→ Entries supplied
--- start ---

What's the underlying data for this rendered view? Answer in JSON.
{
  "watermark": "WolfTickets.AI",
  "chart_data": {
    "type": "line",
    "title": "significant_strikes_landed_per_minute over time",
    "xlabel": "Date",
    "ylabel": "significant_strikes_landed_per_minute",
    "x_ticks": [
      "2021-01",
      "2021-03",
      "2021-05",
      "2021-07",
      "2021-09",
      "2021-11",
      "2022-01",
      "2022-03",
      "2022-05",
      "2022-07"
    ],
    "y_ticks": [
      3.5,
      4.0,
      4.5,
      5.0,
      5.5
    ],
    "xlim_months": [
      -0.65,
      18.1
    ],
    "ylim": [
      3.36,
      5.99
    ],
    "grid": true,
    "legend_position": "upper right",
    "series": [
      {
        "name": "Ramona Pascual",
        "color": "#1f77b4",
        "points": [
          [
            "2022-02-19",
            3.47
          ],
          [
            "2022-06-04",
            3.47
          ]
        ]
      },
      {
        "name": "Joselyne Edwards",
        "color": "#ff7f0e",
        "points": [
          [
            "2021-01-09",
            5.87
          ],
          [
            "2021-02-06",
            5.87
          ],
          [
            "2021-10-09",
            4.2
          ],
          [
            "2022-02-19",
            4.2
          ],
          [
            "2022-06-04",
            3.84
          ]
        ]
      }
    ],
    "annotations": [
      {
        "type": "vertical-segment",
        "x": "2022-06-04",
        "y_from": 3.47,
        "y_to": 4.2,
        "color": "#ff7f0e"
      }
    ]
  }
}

--- end ---

→ Exercise aim
Exactly reproduce all of the entries.

→ Result of the exercise
What's the underlying data for this rendered view? Answer in JSON.
{
  "watermark": "WolfTickets.AI",
  "chart_data": {
    "type": "line",
    "title": "significant_strikes_landed_per_minute over time",
    "xlabel": "Date",
    "ylabel": "significant_strikes_landed_per_minute",
    "x_ticks": [
      "2021-01",
      "2021-03",
      "2021-05",
      "2021-07",
      "2021-09",
      "2021-11",
      "2022-01",
      "2022-03",
      "2022-05",
      "2022-07"
    ],
    "y_ticks": [
      3.5,
      4.0,
      4.5,
      5.0,
      5.5
    ],
    "xlim_months": [
      -0.65,
      18.1
    ],
    "ylim": [
      3.36,
      5.99
    ],
    "grid": true,
    "legend_position": "upper right",
    "series": [
      {
        "name": "Ramona Pascual",
        "color": "#1f77b4",
        "points": [
          [
            "2022-02-19",
            3.47
          ],
          [
            "2022-06-04",
            3.47
          ]
        ]
      },
      {
        "name": "Joselyne Edwards",
        "color": "#ff7f0e",
        "points": [
          [
            "2021-01-09",
            5.87
          ],
          [
            "2021-02-06",
            5.87
          ],
          [
            "2021-10-09",
            4.2
          ],
          [
            "2022-02-19",
            4.2
          ],
          [
            "2022-06-04",
            3.84
          ]
        ]
      }
    ],
    "annotations": [
      {
        "type": "vertical-segment",
        "x": "2022-06-04",
        "y_from": 3.47,
        "y_to": 4.2,
        "color": "#ff7f0e"
      }
    ]
  }
}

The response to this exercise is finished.